-- TEXTE EXTRAIT --
· · · ·

20.000.000 de supporters

Loin de ses problèmes de cocaïne, le coach allemand s’est refait une réputation et un avenir sur les bords du Bosphore.

Tiré à quatre épingles, Christoph Daum, 50 ans, dégage beaucoup d’autorité avec un regard à la Aad de Mos. Son charisme est évident et il le soigne : costume chic de coupe italienne, cravate soigneusement nouée, cheveux blondis. Il se méfie visiblement de la presse mais ne peut s’en passer. Il l’évite souvent et boude, par exemple, nos confrères turcs de Fanatik, mais décroche souvent la une de tous les titres.

Ce fut le cas, récemment, quand ce personnage haut en couleurs annonça qu’il avait l’intention de demander la nationalité turque :  » J’aurai la double nationalité. La Turquie m’a toujours offert son amitié, surtout pendant les moments difficiles. C’est aussi, pour moi, une façon de lancer un signal en direction des quatre millions de Turcs qui résident en Allemagne « .

L’entraîneur de Fenerbahce n’a pourtant pas l’intention d’apprendre le turc et s’exprime en anglais. Après une longue conversation dans un des bureaux du centre d’entraînement de Fenerbahce, Daum a fait le tour du propriétaire avec nous. Il était fier à juste titre. La perfection : vestiaires confortables, salle de fitness, chambres pour les joueurs, le coach et le staff technique, salle de power training, etc. Christoph Daum surveille des travaux qui amélioreront les bains, les massages aquatiques, le terrain réservé à l’équipe Première. Impressionnant et ce n’est qu’un début.

 » La Turquie travaille et c’est pour cela que le championnat de ce pays est devenu un des meilleurs d’Europe « , avance l’Allemand.  » Il y a tellement de joueurs talentueux ici, dont de plus en plus réussissent dans de grands clubs huppés, que la Turquie peut devenir un nouveau Brésil « .

Galatasaray et Besiktas évoluent en Ligue des Champions. Gaziantepspor et Gençlerbirligi s’apprêtent à prendre part au deuxième tour de la Coupe de l’UEFA. Fenerbahce a reporté ses ambitions européennes à 2007, année de son centenaire. Daum rêve de fêter cet événement en prenant part à la finale de la Ligue des Champions…

Le joueur turc est très sensible

Quelles sont les recettes des succès du football turc ?

· · · ·

-- Entrées provenant d'une source de données --
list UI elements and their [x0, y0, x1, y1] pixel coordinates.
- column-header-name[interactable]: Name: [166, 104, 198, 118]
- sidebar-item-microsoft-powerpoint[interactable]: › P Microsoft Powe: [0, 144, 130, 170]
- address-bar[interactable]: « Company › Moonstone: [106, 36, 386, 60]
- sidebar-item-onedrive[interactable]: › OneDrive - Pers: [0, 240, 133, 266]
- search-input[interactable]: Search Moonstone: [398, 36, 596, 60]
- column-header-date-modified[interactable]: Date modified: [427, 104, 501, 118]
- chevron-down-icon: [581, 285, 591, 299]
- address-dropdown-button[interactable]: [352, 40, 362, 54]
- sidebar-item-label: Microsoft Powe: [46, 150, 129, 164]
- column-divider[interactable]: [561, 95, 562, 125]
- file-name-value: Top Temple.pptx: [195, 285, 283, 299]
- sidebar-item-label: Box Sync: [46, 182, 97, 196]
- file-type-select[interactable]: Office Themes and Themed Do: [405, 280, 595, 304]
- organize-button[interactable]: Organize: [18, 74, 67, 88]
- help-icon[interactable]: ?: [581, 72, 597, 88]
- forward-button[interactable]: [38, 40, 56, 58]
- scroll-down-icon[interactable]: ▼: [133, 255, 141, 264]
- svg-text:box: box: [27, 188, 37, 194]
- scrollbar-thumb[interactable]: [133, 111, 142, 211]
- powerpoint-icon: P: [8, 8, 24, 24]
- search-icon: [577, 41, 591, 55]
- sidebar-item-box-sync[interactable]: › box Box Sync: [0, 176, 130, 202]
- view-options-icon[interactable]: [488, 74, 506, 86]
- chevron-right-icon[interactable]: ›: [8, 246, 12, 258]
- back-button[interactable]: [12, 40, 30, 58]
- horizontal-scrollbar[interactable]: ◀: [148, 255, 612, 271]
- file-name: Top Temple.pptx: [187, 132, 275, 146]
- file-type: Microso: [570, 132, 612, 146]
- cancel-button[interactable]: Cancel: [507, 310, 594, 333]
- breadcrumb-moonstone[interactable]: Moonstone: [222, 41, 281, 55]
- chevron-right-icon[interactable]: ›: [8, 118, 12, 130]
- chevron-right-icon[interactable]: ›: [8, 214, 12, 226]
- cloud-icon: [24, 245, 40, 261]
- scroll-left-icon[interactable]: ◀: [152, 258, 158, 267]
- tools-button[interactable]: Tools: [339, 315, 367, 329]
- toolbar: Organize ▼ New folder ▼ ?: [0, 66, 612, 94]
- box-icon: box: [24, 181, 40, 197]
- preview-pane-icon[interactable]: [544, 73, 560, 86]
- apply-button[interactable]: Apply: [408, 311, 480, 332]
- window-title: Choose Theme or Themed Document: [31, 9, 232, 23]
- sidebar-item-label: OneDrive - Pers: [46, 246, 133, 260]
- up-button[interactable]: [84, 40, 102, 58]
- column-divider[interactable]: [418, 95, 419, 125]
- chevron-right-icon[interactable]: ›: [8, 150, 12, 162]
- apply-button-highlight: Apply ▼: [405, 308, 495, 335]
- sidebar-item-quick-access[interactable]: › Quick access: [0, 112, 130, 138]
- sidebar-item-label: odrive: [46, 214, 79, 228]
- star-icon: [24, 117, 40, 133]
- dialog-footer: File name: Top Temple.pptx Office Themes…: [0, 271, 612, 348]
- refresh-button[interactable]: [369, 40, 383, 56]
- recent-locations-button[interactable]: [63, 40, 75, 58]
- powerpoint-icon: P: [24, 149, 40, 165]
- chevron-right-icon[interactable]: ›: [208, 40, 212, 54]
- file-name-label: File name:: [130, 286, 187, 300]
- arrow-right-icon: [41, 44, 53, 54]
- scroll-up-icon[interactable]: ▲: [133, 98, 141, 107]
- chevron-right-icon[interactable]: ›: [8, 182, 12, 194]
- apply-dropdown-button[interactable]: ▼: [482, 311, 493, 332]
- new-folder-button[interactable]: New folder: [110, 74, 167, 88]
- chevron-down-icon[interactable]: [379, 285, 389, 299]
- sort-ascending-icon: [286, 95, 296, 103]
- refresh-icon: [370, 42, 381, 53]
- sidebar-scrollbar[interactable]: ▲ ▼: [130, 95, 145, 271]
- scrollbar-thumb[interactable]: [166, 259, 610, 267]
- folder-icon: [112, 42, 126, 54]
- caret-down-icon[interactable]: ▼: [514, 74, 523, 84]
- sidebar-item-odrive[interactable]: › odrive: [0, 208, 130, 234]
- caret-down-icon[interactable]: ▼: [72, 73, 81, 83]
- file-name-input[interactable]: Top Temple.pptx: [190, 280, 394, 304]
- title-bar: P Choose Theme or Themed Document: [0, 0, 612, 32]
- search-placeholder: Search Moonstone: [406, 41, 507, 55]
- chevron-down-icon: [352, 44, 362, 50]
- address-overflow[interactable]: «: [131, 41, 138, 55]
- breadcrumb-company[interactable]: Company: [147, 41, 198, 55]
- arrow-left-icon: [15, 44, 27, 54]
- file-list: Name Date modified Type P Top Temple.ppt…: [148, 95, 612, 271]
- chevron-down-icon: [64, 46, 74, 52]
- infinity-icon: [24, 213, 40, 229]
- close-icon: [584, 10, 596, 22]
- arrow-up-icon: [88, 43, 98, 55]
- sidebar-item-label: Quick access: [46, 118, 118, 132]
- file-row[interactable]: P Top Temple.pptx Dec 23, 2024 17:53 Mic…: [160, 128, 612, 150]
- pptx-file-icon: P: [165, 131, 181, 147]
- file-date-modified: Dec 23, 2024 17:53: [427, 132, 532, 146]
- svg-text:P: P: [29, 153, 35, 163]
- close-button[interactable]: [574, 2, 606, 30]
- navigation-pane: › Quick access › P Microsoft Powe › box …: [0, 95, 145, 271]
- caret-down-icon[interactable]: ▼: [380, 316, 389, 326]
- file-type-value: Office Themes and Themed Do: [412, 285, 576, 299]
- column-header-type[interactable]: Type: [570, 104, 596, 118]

· · · ·

Recopiez le passage de l'article sur Christoph Daum qui va de « Galatasaray et Besiktas » jusqu'à « football turc ? » inclus. Vous n'aurez pas besoin des entrées.

Galatasaray et Besiktas évoluent en Ligue des Champions. Gaziantepspor et Gençlerbirligi s’apprêtent à prendre part au deuxième tour de la Coupe de l’UEFA. Fenerbahce a reporté ses ambitions européennes à 2007, année de son centenaire. Daum rêve de fêter cet événement en prenant part à la finale de la Ligue des Champions…

Le joueur turc est très sensible

Quelles sont les recettes des succès du football turc ?